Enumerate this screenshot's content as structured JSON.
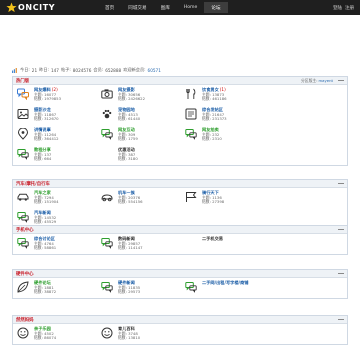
{
  "brand": "ONCITY",
  "nav": [
    "首页",
    "同城交易",
    "图库",
    "Home",
    "论坛"
  ],
  "toplinks": [
    "登陆",
    "注册"
  ],
  "stats": {
    "today_label": "今日:",
    "today": "21",
    "yesterday_label": "昨日:",
    "yesterday": "147",
    "posts_label": "帖子:",
    "posts": "8024576",
    "members_label": "会员:",
    "members": "652888",
    "newest_label": "欢迎新会员:",
    "newest": "60571"
  },
  "sections": [
    {
      "title": "热门版",
      "moderator_label": "分区版主:",
      "moderator": "mayent",
      "forums": [
        {
          "name": "网友爆料",
          "new": "(2)",
          "topics_label": "主题:",
          "topics": "16077",
          "posts_label": "帖数:",
          "posts": "1979853",
          "icon": "bubbles-icon",
          "style": "blue"
        },
        {
          "name": "网友摄影",
          "new": "",
          "topics_label": "主题:",
          "topics": "30656",
          "posts_label": "帖数:",
          "posts": "2426622",
          "icon": "camera-icon",
          "style": "blue"
        },
        {
          "name": "饮食男女",
          "new": "(1)",
          "topics_label": "主题:",
          "topics": "13873",
          "posts_label": "帖数:",
          "posts": "461186",
          "icon": "fork-knife-icon",
          "style": "blue"
        },
        {
          "name": "摄影沙龙",
          "new": "",
          "topics_label": "主题:",
          "topics": "11867",
          "posts_label": "帖数:",
          "posts": "312670",
          "icon": "photo-icon",
          "style": "blue"
        },
        {
          "name": "宠物园地",
          "new": "",
          "topics_label": "主题:",
          "topics": "4513",
          "posts_label": "帖数:",
          "posts": "61440",
          "icon": "paw-icon",
          "style": "blue"
        },
        {
          "name": "综合发帖区",
          "new": "",
          "topics_label": "主题:",
          "topics": "21647",
          "posts_label": "帖数:",
          "posts": "231373",
          "icon": "post-icon",
          "style": "blue"
        },
        {
          "name": "讲情说事",
          "new": "",
          "topics_label": "主题:",
          "topics": "11264",
          "posts_label": "帖数:",
          "posts": "364412",
          "icon": "location-icon",
          "style": "blue"
        },
        {
          "name": "网友互动",
          "new": "",
          "topics_label": "主题:",
          "topics": "309",
          "posts_label": "帖数:",
          "posts": "1759",
          "icon": "chat-icon",
          "style": "green"
        },
        {
          "name": "网友拍卖",
          "new": "",
          "topics_label": "主题:",
          "topics": "232",
          "posts_label": "帖数:",
          "posts": "2310",
          "icon": "chat-icon",
          "style": "green"
        },
        {
          "name": "教程分享",
          "new": "",
          "topics_label": "主题:",
          "topics": "137",
          "posts_label": "帖数:",
          "posts": "664",
          "icon": "chat-icon",
          "style": "green"
        },
        {
          "name": "优惠活动",
          "new": "",
          "topics_label": "主题:",
          "topics": "387",
          "posts_label": "帖数:",
          "posts": "3180",
          "icon": "",
          "style": "dark"
        }
      ]
    },
    {
      "title": "汽车/摩托/自行车",
      "moderator_label": "",
      "moderator": "",
      "forums": [
        {
          "name": "汽车之家",
          "new": "",
          "topics_label": "主题:",
          "topics": "7294",
          "posts_label": "帖数:",
          "posts": "151904",
          "icon": "car-icon",
          "style": "green"
        },
        {
          "name": "机车一族",
          "new": "",
          "topics_label": "主题:",
          "topics": "20376",
          "posts_label": "帖数:",
          "posts": "554156",
          "icon": "motorbike-icon",
          "style": "blue"
        },
        {
          "name": "骑行天下",
          "new": "",
          "topics_label": "主题:",
          "topics": "1136",
          "posts_label": "帖数:",
          "posts": "27398",
          "icon": "bike-flag-icon",
          "style": "blue"
        },
        {
          "name": "汽车新闻",
          "new": "",
          "topics_label": "主题:",
          "topics": "14532",
          "posts_label": "帖数:",
          "posts": "45529",
          "icon": "chat-icon",
          "style": "blue"
        }
      ]
    },
    {
      "title": "手机中心",
      "moderator_label": "",
      "moderator": "",
      "forums": [
        {
          "name": "综合讨论区",
          "new": "",
          "topics_label": "主题:",
          "topics": "4764",
          "posts_label": "帖数:",
          "posts": "58861",
          "icon": "chat-icon",
          "style": "blue"
        },
        {
          "name": "数码新闻",
          "new": "",
          "topics_label": "主题:",
          "topics": "29857",
          "posts_label": "帖数:",
          "posts": "114147",
          "icon": "chat-icon",
          "style": "dark"
        },
        {
          "name": "二手机交易",
          "new": "",
          "topics_label": "",
          "topics": "",
          "posts_label": "",
          "posts": "",
          "icon": "",
          "style": "dark"
        }
      ]
    },
    {
      "title": "硬件中心",
      "moderator_label": "",
      "moderator": "",
      "forums": [
        {
          "name": "硬件论坛",
          "new": "",
          "topics_label": "主题:",
          "topics": "1881",
          "posts_label": "帖数:",
          "posts": "38872",
          "icon": "leaf-icon",
          "style": "green"
        },
        {
          "name": "硬件新闻",
          "new": "",
          "topics_label": "主题:",
          "topics": "11835",
          "posts_label": "帖数:",
          "posts": "29573",
          "icon": "chat-icon",
          "style": "blue"
        },
        {
          "name": "二手网/出租/写字楼/商铺",
          "new": "",
          "topics_label": "",
          "topics": "",
          "posts_label": "",
          "posts": "",
          "icon": "chat-icon",
          "style": "blue"
        }
      ]
    },
    {
      "title": "然然妈妈",
      "moderator_label": "",
      "moderator": "",
      "forums": [
        {
          "name": "亲子乐园",
          "new": "",
          "topics_label": "主题:",
          "topics": "4502",
          "posts_label": "帖数:",
          "posts": "86074",
          "icon": "smile-icon",
          "style": "green"
        },
        {
          "name": "育儿百科",
          "new": "",
          "topics_label": "主题:",
          "topics": "3748",
          "posts_label": "帖数:",
          "posts": "13810",
          "icon": "smile-icon",
          "style": "dark"
        }
      ]
    }
  ]
}
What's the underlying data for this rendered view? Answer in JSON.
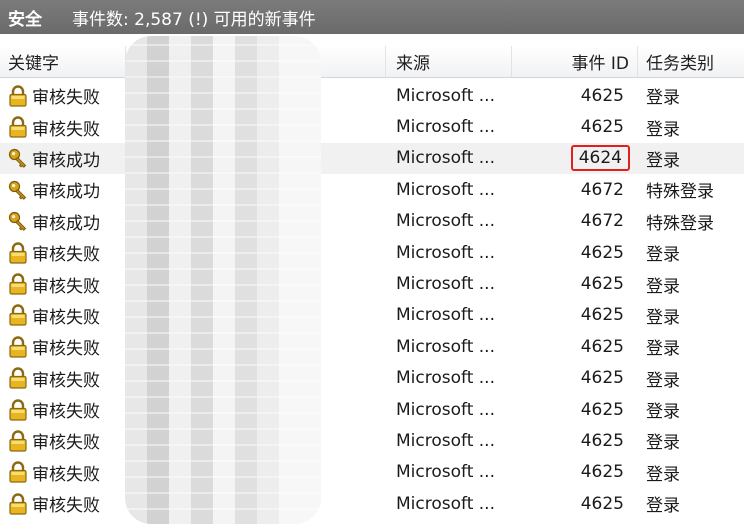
{
  "titlebar": {
    "log_name": "安全",
    "event_count": "事件数: 2,587 (!) 可用的新事件"
  },
  "columns": {
    "keyword": "关键字",
    "source": "来源",
    "event_id": "事件 ID",
    "category": "任务类别"
  },
  "rows": [
    {
      "keyword": "审核失败",
      "icon": "lock-icon",
      "source": "Microsoft ...",
      "event_id": "4625",
      "category": "登录"
    },
    {
      "keyword": "审核失败",
      "icon": "lock-icon",
      "source": "Microsoft ...",
      "event_id": "4625",
      "category": "登录"
    },
    {
      "keyword": "审核成功",
      "icon": "key-icon",
      "source": "Microsoft ...",
      "event_id": "4624",
      "category": "登录"
    },
    {
      "keyword": "审核成功",
      "icon": "key-icon",
      "source": "Microsoft ...",
      "event_id": "4672",
      "category": "特殊登录"
    },
    {
      "keyword": "审核成功",
      "icon": "key-icon",
      "source": "Microsoft ...",
      "event_id": "4672",
      "category": "特殊登录"
    },
    {
      "keyword": "审核失败",
      "icon": "lock-icon",
      "source": "Microsoft ...",
      "event_id": "4625",
      "category": "登录"
    },
    {
      "keyword": "审核失败",
      "icon": "lock-icon",
      "source": "Microsoft ...",
      "event_id": "4625",
      "category": "登录"
    },
    {
      "keyword": "审核失败",
      "icon": "lock-icon",
      "source": "Microsoft ...",
      "event_id": "4625",
      "category": "登录"
    },
    {
      "keyword": "审核失败",
      "icon": "lock-icon",
      "source": "Microsoft ...",
      "event_id": "4625",
      "category": "登录"
    },
    {
      "keyword": "审核失败",
      "icon": "lock-icon",
      "source": "Microsoft ...",
      "event_id": "4625",
      "category": "登录"
    },
    {
      "keyword": "审核失败",
      "icon": "lock-icon",
      "source": "Microsoft ...",
      "event_id": "4625",
      "category": "登录"
    },
    {
      "keyword": "审核失败",
      "icon": "lock-icon",
      "source": "Microsoft ...",
      "event_id": "4625",
      "category": "登录"
    },
    {
      "keyword": "审核失败",
      "icon": "lock-icon",
      "source": "Microsoft ...",
      "event_id": "4625",
      "category": "登录"
    },
    {
      "keyword": "审核失败",
      "icon": "lock-icon",
      "source": "Microsoft ...",
      "event_id": "4625",
      "category": "登录"
    }
  ],
  "highlight": {
    "row_index": 2,
    "color": "#e0201e"
  },
  "selected_row_index": 2
}
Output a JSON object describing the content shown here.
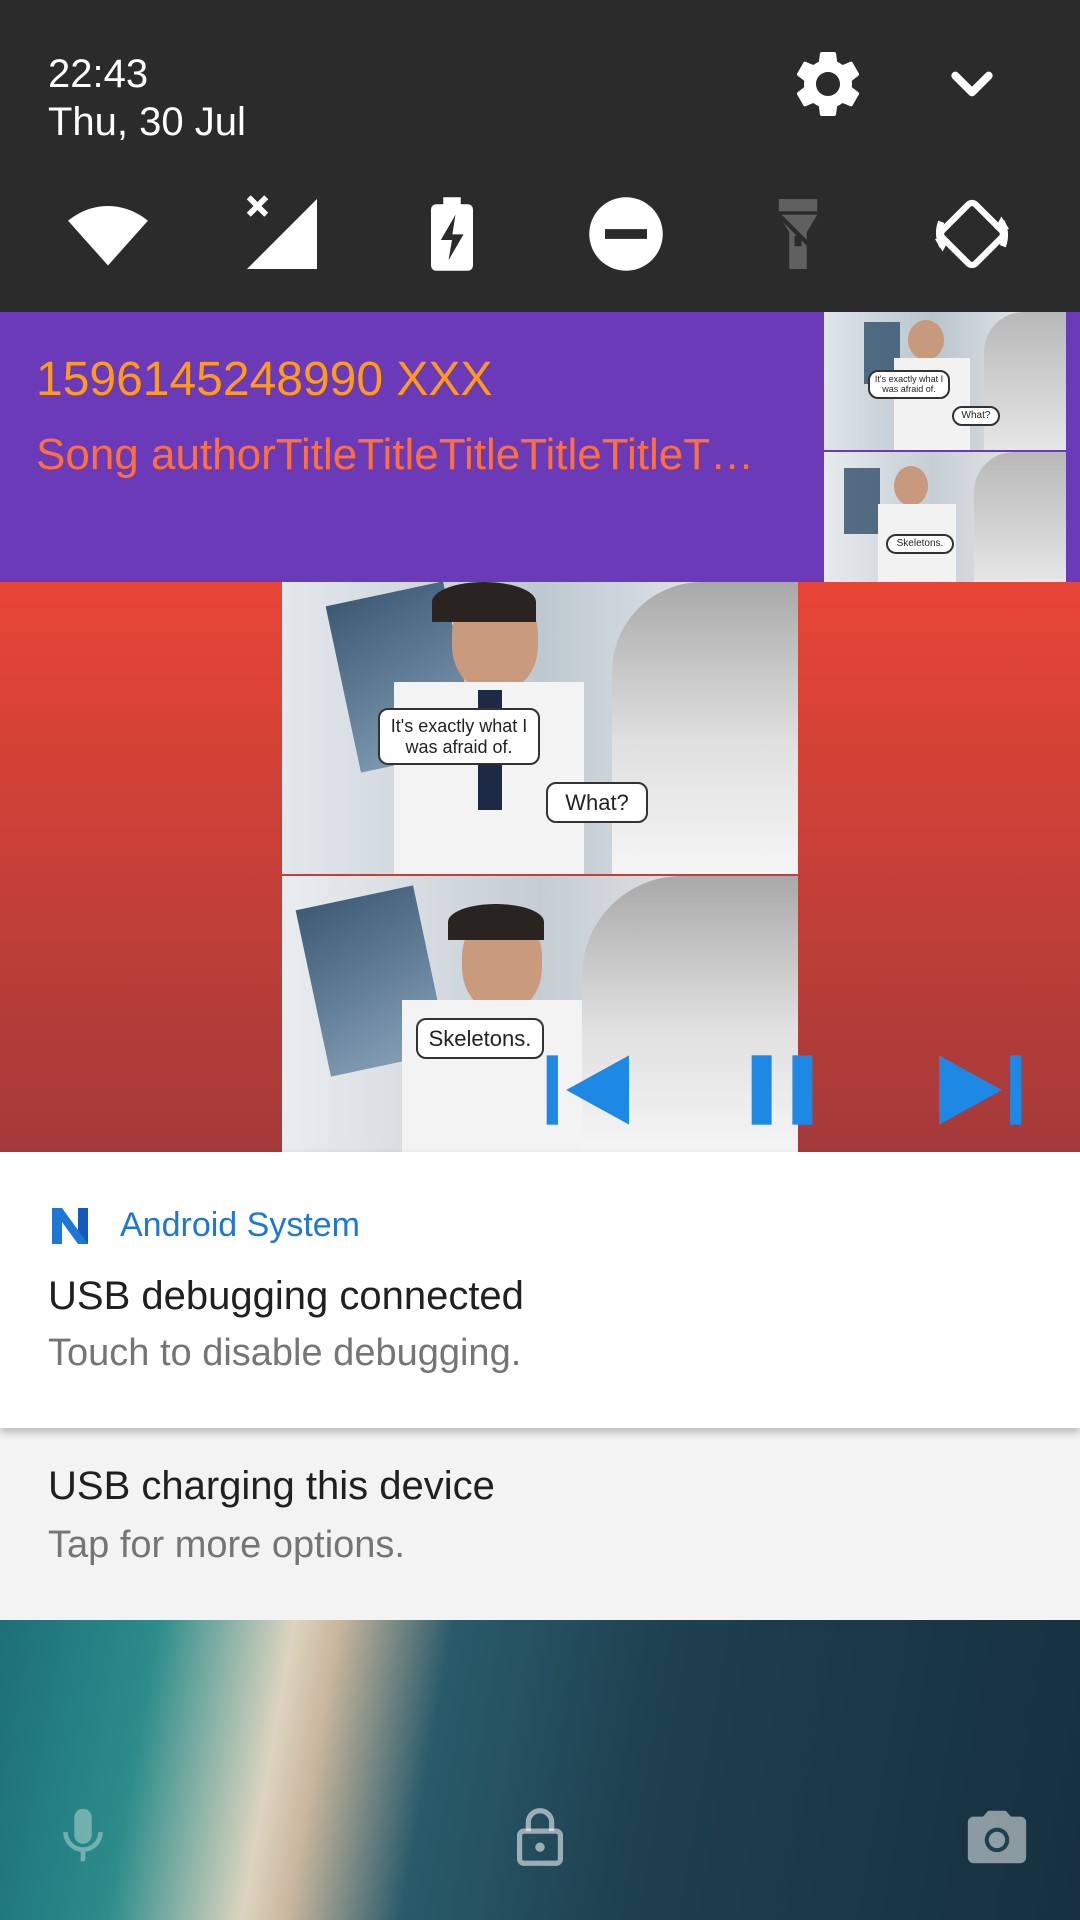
{
  "status": {
    "time": "22:43",
    "date": "Thu, 30 Jul"
  },
  "quick_settings": [
    "wifi-icon",
    "no-sim-icon",
    "battery-saver-icon",
    "do-not-disturb-icon",
    "flashlight-icon",
    "auto-rotate-icon"
  ],
  "media": {
    "title": "1596145248990 XXX",
    "subtitle": "Song authorTitleTitleTitleTitleTitleT…",
    "art_captions": {
      "panel1_left": "It's exactly what I was afraid of.",
      "panel1_right": "What?",
      "panel2": "Skeletons."
    },
    "colors": {
      "top_bg": "#6a3ab8",
      "bottom_bg": "#e84535",
      "title": "#ff9a1a",
      "subtitle": "#ff6f3c",
      "controls": "#1e88e5"
    }
  },
  "notifications": [
    {
      "app": "Android System",
      "title": "USB debugging connected",
      "text": "Touch to disable debugging."
    },
    {
      "title": "USB charging this device",
      "text": "Tap for more options."
    }
  ],
  "lockscreen": {
    "icons": [
      "mic-icon",
      "lock-icon",
      "camera-icon"
    ]
  }
}
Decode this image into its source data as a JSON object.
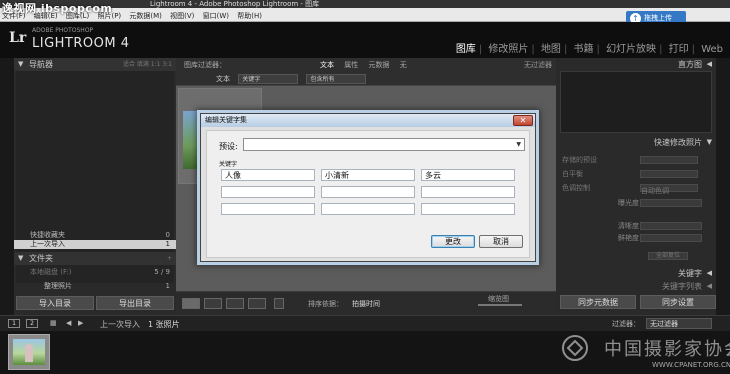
{
  "window": {
    "title": "Lightroom 4 - Adobe Photoshop Lightroom - 图库"
  },
  "watermark": {
    "top_left": "逸视网 ibspopcom",
    "bottom_right_cn": "中国摄影家协会",
    "bottom_right_url": "WWW.CPANET.ORG.CN"
  },
  "menubar": {
    "items": [
      "文件(F)",
      "编辑(E)",
      "图库(L)",
      "照片(P)",
      "元数据(M)",
      "视图(V)",
      "窗口(W)",
      "帮助(H)"
    ],
    "upload_label": "拖拽上传"
  },
  "header": {
    "logo": "Lr",
    "brand_small": "ADOBE PHOTOSHOP",
    "brand_big": "LIGHTROOM 4",
    "modules": [
      "图库",
      "修改照片",
      "地图",
      "书籍",
      "幻灯片放映",
      "打印",
      "Web"
    ]
  },
  "left_panel": {
    "navigator": {
      "title": "导航器",
      "zoom_options": "适合 填满 1:1 3:1"
    },
    "catalog_rows": [
      {
        "label": "快捷收藏夹",
        "count": "0"
      },
      {
        "label": "上一次导入",
        "count": "1"
      }
    ],
    "folders_title": "文件夹",
    "folder_rows": [
      {
        "label": "本地磁盘 (F:)",
        "count": "5 / 9"
      },
      {
        "label": "整理照片",
        "count": "1"
      }
    ],
    "import_button": "导入目录",
    "export_button": "导出目录"
  },
  "filter_bar": {
    "title": "图库过滤器：",
    "tabs": [
      "文本",
      "属性",
      "元数据",
      "无"
    ],
    "active_tab": "文本",
    "filter_label": "无过滤器",
    "row_label": "文本",
    "field1": "关键字",
    "field2": "包含所有"
  },
  "toolbar": {
    "sort_label": "排序依据：",
    "sort_value": "拍摄时间",
    "thumb_label": "缩览图"
  },
  "right_panel": {
    "histogram_title": "直方图",
    "quick_develop_title": "快速修改照片",
    "rows": [
      "存储的预设",
      "白平衡",
      "色调控制"
    ],
    "sub_rows": [
      "曝光度",
      "清晰度",
      "鲜艳度"
    ],
    "auto_tone": "自动色调",
    "reset": "全部复位",
    "keywords_title": "关键字",
    "keyword_list_title": "关键字列表",
    "sync_meta_button": "同步元数据",
    "sync_settings_button": "同步设置"
  },
  "filmstrip_bar": {
    "box1": "1",
    "box2": "2",
    "source": "上一次导入",
    "photo_count": "1 张照片",
    "filter_label": "过滤器：",
    "filter_value": "无过滤器"
  },
  "dialog": {
    "title": "编辑关键字集",
    "close_label": "✕",
    "preset_label": "预设:",
    "preset_value": "",
    "keywords_label": "关键字",
    "fields": [
      "人像",
      "小清新",
      "多云",
      "",
      "",
      "",
      "",
      "",
      ""
    ],
    "change_button": "更改",
    "cancel_button": "取消"
  }
}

Exercise prompt
Copy every line that contains the string "无过滤器".

Completed exercise
    "filter_label": "无过滤器",
    "filter_value": "无过滤器"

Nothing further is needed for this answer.